_The input_
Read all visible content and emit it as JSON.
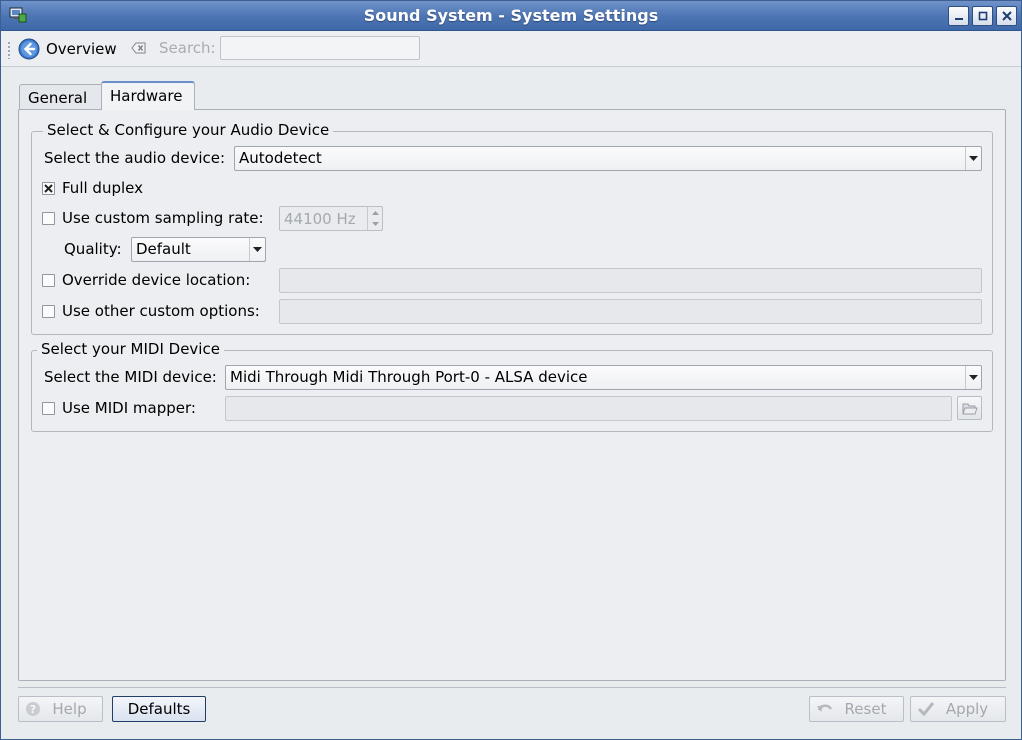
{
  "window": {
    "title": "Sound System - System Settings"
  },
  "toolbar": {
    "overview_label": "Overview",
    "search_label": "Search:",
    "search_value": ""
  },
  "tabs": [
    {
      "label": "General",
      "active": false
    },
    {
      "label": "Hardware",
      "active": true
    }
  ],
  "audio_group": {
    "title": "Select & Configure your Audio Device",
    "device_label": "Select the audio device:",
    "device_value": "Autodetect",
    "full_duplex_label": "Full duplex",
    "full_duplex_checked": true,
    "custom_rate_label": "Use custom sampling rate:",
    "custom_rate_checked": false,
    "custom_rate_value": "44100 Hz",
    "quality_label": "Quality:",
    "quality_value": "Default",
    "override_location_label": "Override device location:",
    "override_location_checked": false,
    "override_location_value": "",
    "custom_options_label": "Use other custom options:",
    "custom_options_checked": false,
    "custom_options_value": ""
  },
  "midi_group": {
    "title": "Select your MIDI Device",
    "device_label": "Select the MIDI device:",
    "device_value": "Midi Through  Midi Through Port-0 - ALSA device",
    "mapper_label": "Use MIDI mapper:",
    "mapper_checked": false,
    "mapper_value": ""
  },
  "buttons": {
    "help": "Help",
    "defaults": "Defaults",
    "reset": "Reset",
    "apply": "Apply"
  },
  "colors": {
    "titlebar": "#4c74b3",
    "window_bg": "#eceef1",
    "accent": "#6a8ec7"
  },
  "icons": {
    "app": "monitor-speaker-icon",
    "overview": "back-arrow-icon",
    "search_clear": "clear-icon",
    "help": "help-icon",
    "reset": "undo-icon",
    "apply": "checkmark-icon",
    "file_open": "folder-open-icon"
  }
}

...

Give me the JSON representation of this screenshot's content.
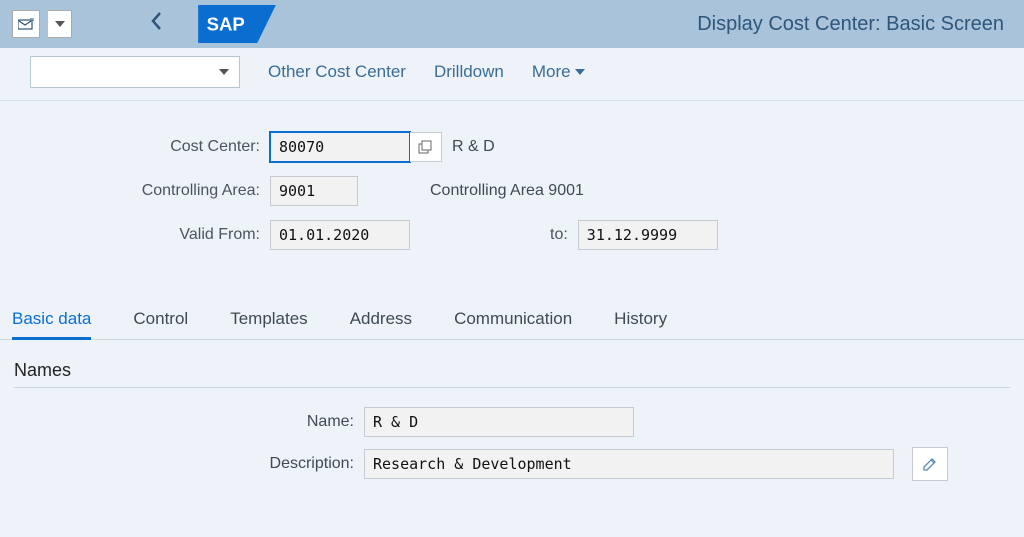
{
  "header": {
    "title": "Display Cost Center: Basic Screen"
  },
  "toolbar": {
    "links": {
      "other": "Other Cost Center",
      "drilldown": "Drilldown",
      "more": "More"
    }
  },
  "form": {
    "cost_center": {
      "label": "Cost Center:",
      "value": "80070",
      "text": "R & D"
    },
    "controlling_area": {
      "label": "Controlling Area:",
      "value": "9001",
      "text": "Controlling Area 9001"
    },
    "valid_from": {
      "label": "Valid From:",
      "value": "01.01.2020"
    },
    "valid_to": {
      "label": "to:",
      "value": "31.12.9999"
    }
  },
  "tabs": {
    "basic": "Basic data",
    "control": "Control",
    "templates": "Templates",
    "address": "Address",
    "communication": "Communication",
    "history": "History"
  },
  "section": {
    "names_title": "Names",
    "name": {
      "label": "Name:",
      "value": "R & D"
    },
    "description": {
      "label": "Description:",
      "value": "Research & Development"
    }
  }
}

* * *

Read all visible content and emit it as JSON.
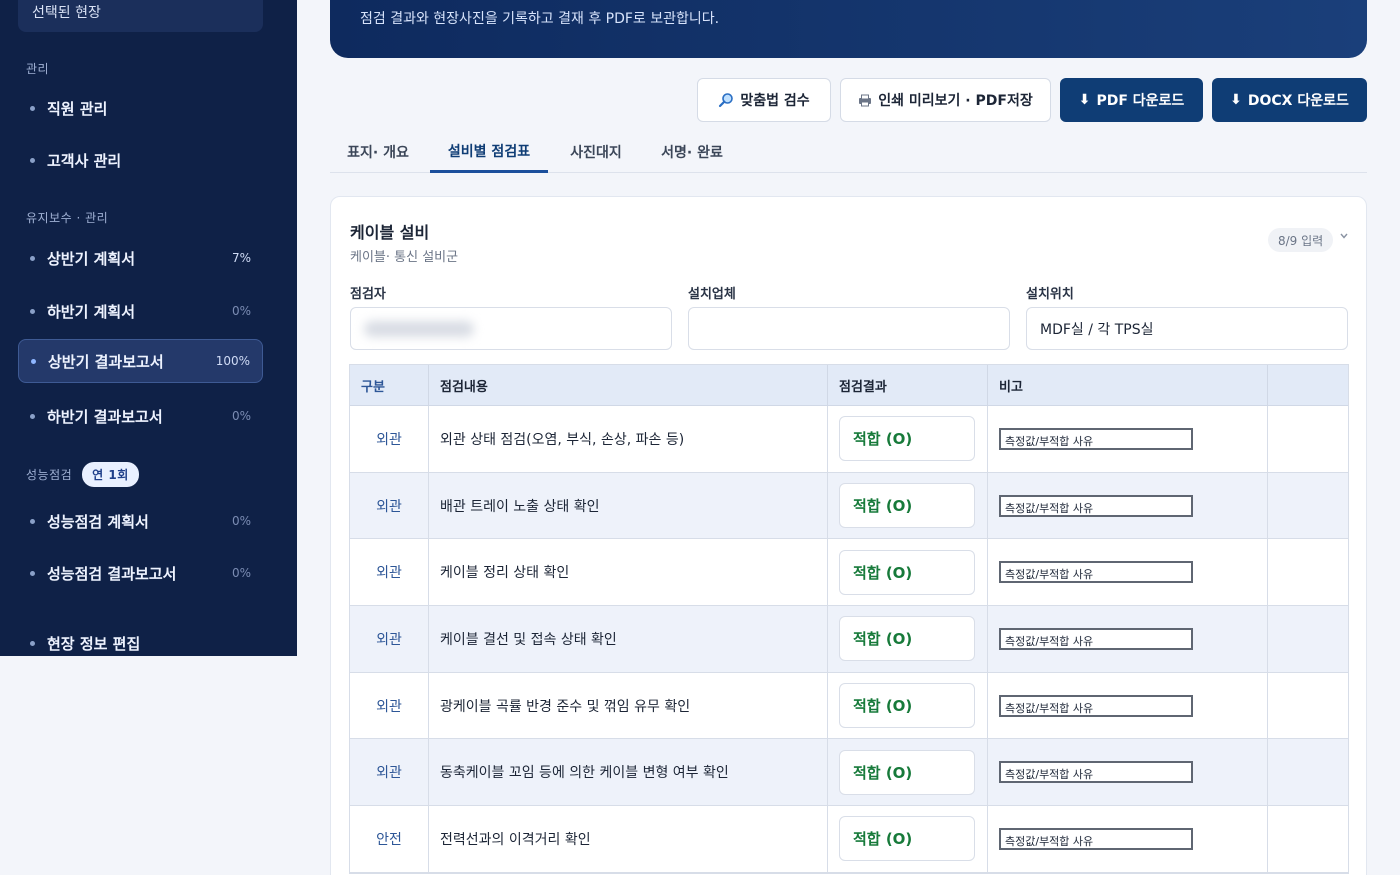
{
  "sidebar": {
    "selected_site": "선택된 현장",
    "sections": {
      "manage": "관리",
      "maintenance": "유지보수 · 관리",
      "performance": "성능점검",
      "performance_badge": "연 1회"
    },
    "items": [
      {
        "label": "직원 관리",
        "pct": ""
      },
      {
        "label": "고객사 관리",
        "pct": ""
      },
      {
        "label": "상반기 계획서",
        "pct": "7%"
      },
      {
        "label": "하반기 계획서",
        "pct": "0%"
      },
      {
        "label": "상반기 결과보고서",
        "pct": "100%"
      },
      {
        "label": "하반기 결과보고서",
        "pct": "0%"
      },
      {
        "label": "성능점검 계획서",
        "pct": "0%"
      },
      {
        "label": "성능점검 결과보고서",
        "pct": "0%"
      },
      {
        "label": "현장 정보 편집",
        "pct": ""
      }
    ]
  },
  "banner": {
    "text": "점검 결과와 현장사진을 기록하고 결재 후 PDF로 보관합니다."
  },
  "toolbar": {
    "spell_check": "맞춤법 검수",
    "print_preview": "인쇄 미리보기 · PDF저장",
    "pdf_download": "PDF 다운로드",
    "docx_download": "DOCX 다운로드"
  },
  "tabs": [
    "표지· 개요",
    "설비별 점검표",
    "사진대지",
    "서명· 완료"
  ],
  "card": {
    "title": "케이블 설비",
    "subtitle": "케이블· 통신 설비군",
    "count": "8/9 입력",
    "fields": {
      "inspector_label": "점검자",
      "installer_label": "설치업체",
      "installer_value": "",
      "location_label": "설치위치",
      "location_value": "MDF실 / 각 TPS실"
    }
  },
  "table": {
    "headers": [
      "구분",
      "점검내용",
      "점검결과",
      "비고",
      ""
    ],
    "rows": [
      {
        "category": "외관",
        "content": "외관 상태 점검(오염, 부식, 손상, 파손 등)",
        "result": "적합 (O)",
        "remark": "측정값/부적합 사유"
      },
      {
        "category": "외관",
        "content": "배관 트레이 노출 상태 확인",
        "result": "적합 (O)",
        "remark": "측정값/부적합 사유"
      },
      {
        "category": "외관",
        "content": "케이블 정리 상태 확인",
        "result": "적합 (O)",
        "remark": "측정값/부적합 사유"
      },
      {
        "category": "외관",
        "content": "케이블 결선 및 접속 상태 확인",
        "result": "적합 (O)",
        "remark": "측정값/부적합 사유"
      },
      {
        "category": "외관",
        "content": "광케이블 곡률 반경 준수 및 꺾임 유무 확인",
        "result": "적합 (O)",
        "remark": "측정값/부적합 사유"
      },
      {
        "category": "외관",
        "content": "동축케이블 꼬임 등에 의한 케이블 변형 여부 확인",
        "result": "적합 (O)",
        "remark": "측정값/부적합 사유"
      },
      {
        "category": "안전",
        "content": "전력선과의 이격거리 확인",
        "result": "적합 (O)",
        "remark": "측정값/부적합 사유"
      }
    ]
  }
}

_Work to be completed_
Note every line above where the string "성능점검" shows up, and copy those lines.

_Complete answer_
      "performance": "성능점검",
        "label": "성능점검 계획서",
        "label": "성능점검 결과보고서",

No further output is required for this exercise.